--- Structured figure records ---
— start —

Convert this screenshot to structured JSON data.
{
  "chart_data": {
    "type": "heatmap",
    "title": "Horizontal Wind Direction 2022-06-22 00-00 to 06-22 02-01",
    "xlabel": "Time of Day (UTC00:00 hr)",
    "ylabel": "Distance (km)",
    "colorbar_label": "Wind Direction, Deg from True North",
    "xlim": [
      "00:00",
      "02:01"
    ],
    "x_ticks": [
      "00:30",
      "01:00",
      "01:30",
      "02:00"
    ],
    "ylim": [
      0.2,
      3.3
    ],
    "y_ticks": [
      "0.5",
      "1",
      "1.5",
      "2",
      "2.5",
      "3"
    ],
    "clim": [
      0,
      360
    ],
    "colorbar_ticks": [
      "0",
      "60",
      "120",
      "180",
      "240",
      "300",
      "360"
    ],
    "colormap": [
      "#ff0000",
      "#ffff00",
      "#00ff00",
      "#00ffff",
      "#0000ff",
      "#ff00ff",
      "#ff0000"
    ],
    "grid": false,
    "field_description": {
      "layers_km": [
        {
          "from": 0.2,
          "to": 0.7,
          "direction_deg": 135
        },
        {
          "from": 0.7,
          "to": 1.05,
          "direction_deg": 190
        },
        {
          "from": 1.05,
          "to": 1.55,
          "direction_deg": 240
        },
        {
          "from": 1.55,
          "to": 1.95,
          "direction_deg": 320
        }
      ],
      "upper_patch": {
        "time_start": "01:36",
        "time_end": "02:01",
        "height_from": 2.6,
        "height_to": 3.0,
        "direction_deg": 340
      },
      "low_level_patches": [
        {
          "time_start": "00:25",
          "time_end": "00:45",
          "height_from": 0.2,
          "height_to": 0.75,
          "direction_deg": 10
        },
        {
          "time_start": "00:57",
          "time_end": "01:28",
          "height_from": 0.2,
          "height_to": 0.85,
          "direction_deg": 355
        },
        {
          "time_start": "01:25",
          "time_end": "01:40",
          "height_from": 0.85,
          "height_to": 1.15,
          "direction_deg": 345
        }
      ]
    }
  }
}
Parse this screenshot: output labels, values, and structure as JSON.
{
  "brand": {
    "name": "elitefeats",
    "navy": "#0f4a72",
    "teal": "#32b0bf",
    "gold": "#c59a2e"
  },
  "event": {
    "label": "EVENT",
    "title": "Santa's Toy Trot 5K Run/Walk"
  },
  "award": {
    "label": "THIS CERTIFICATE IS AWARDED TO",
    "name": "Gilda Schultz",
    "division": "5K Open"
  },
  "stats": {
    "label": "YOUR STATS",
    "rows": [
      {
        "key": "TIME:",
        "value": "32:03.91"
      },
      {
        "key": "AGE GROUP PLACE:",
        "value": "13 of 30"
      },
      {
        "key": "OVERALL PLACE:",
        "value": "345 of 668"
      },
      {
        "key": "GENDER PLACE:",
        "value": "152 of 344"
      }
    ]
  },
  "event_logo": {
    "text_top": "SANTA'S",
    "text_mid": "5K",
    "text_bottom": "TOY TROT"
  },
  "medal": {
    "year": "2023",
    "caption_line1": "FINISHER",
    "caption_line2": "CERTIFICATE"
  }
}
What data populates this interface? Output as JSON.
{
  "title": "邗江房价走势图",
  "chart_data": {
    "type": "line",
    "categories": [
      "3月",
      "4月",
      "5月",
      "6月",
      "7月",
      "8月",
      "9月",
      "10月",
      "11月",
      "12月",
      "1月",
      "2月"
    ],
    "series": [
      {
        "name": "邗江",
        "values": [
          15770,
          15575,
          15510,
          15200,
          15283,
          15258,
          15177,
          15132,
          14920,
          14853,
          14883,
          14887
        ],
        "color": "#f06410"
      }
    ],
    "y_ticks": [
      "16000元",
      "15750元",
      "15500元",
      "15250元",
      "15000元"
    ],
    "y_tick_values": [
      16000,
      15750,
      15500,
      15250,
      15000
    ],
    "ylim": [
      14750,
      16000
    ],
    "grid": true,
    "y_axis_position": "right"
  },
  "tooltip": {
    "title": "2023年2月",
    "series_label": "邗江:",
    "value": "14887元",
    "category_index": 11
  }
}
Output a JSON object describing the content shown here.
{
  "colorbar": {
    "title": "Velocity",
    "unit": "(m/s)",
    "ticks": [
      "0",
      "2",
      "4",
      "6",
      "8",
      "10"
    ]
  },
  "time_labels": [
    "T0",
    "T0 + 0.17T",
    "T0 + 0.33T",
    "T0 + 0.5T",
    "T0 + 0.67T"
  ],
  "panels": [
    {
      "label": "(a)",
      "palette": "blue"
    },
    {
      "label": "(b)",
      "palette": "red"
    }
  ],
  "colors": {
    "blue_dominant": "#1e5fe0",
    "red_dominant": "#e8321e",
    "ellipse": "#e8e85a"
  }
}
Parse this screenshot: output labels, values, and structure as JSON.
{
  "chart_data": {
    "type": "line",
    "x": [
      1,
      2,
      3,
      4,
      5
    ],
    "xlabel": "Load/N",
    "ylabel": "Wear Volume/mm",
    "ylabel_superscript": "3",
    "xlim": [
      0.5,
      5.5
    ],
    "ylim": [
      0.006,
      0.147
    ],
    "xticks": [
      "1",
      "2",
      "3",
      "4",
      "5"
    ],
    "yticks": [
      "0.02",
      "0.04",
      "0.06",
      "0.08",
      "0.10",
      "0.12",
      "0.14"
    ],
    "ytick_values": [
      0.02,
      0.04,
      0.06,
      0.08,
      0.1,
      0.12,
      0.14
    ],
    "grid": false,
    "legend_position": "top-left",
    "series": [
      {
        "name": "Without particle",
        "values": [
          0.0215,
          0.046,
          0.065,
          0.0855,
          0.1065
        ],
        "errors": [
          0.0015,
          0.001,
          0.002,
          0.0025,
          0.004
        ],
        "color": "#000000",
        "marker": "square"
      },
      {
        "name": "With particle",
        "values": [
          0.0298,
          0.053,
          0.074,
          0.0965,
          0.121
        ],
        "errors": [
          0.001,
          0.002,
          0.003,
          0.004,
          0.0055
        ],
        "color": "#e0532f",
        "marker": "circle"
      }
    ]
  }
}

— end —

--- Exercise instructions ---
Your task is to return the full listing exactly as it was given.

--- Finished exercise ---
Convert this screenshot to structured JSON data.
{
  "chart_data": {
    "type": "heatmap",
    "title": "Horizontal Wind Direction 2022-06-22 00-00 to 06-22 02-01",
    "xlabel": "Time of Day (UTC00:00 hr)",
    "ylabel": "Distance (km)",
    "colorbar_label": "Wind Direction, Deg from True North",
    "xlim": [
      "00:00",
      "02:01"
    ],
    "x_ticks": [
      "00:30",
      "01:00",
      "01:30",
      "02:00"
    ],
    "ylim": [
      0.2,
      3.3
    ],
    "y_ticks": [
      "0.5",
      "1",
      "1.5",
      "2",
      "2.5",
      "3"
    ],
    "clim": [
      0,
      360
    ],
    "colorbar_ticks": [
      "0",
      "60",
      "120",
      "180",
      "240",
      "300",
      "360"
    ],
    "colormap": [
      "#ff0000",
      "#ffff00",
      "#00ff00",
      "#00ffff",
      "#0000ff",
      "#ff00ff",
      "#ff0000"
    ],
    "grid": false,
    "field_description": {
      "layers_km": [
        {
          "from": 0.2,
          "to": 0.7,
          "direction_deg": 135
        },
        {
          "from": 0.7,
          "to": 1.05,
          "direction_deg": 190
        },
        {
          "from": 1.05,
          "to": 1.55,
          "direction_deg": 240
        },
        {
          "from": 1.55,
          "to": 1.95,
          "direction_deg": 320
        }
      ],
      "upper_patch": {
        "time_start": "01:36",
        "time_end": "02:01",
        "height_from": 2.6,
        "height_to": 3.0,
        "direction_deg": 340
      },
      "low_level_patches": [
        {
          "time_start": "00:25",
          "time_end": "00:45",
          "height_from": 0.2,
          "height_to": 0.75,
          "direction_deg": 10
        },
        {
          "time_start": "00:57",
          "time_end": "01:28",
          "height_from": 0.2,
          "height_to": 0.85,
          "direction_deg": 355
        },
        {
          "time_start": "01:25",
          "time_end": "01:40",
          "height_from": 0.85,
          "height_to": 1.15,
          "direction_deg": 345
        }
      ]
    }
  }
}
Parse this screenshot: output labels, values, and structure as JSON.
{
  "brand": {
    "name": "elitefeats",
    "navy": "#0f4a72",
    "teal": "#32b0bf",
    "gold": "#c59a2e"
  },
  "event": {
    "label": "EVENT",
    "title": "Santa's Toy Trot 5K Run/Walk"
  },
  "award": {
    "label": "THIS CERTIFICATE IS AWARDED TO",
    "name": "Gilda Schultz",
    "division": "5K Open"
  },
  "stats": {
    "label": "YOUR STATS",
    "rows": [
      {
        "key": "TIME:",
        "value": "32:03.91"
      },
      {
        "key": "AGE GROUP PLACE:",
        "value": "13 of 30"
      },
      {
        "key": "OVERALL PLACE:",
        "value": "345 of 668"
      },
      {
        "key": "GENDER PLACE:",
        "value": "152 of 344"
      }
    ]
  },
  "event_logo": {
    "text_top": "SANTA'S",
    "text_mid": "5K",
    "text_bottom": "TOY TROT"
  },
  "medal": {
    "year": "2023",
    "caption_line1": "FINISHER",
    "caption_line2": "CERTIFICATE"
  }
}
What data populates this interface? Output as JSON.
{
  "title": "邗江房价走势图",
  "chart_data": {
    "type": "line",
    "categories": [
      "3月",
      "4月",
      "5月",
      "6月",
      "7月",
      "8月",
      "9月",
      "10月",
      "11月",
      "12月",
      "1月",
      "2月"
    ],
    "series": [
      {
        "name": "邗江",
        "values": [
          15770,
          15575,
          15510,
          15200,
          15283,
          15258,
          15177,
          15132,
          14920,
          14853,
          14883,
          14887
        ],
        "color": "#f06410"
      }
    ],
    "y_ticks": [
      "16000元",
      "15750元",
      "15500元",
      "15250元",
      "15000元"
    ],
    "y_tick_values": [
      16000,
      15750,
      15500,
      15250,
      15000
    ],
    "ylim": [
      14750,
      16000
    ],
    "grid": true,
    "y_axis_position": "right"
  },
  "tooltip": {
    "title": "2023年2月",
    "series_label": "邗江:",
    "value": "14887元",
    "category_index": 11
  }
}
Output a JSON object describing the content shown here.
{
  "colorbar": {
    "title": "Velocity",
    "unit": "(m/s)",
    "ticks": [
      "0",
      "2",
      "4",
      "6",
      "8",
      "10"
    ]
  },
  "time_labels": [
    "T0",
    "T0 + 0.17T",
    "T0 + 0.33T",
    "T0 + 0.5T",
    "T0 + 0.67T"
  ],
  "panels": [
    {
      "label": "(a)",
      "palette": "blue"
    },
    {
      "label": "(b)",
      "palette": "red"
    }
  ],
  "colors": {
    "blue_dominant": "#1e5fe0",
    "red_dominant": "#e8321e",
    "ellipse": "#e8e85a"
  }
}
Parse this screenshot: output labels, values, and structure as JSON.
{
  "chart_data": {
    "type": "line",
    "x": [
      1,
      2,
      3,
      4,
      5
    ],
    "xlabel": "Load/N",
    "ylabel": "Wear Volume/mm",
    "ylabel_superscript": "3",
    "xlim": [
      0.5,
      5.5
    ],
    "ylim": [
      0.006,
      0.147
    ],
    "xticks": [
      "1",
      "2",
      "3",
      "4",
      "5"
    ],
    "yticks": [
      "0.02",
      "0.04",
      "0.06",
      "0.08",
      "0.10",
      "0.12",
      "0.14"
    ],
    "ytick_values": [
      0.02,
      0.04,
      0.06,
      0.08,
      0.1,
      0.12,
      0.14
    ],
    "grid": false,
    "legend_position": "top-left",
    "series": [
      {
        "name": "Without particle",
        "values": [
          0.0215,
          0.046,
          0.065,
          0.0855,
          0.1065
        ],
        "errors": [
          0.0015,
          0.001,
          0.002,
          0.0025,
          0.004
        ],
        "color": "#000000",
        "marker": "square"
      },
      {
        "name": "With particle",
        "values": [
          0.0298,
          0.053,
          0.074,
          0.0965,
          0.121
        ],
        "errors": [
          0.001,
          0.002,
          0.003,
          0.004,
          0.0055
        ],
        "color": "#e0532f",
        "marker": "circle"
      }
    ]
  }
}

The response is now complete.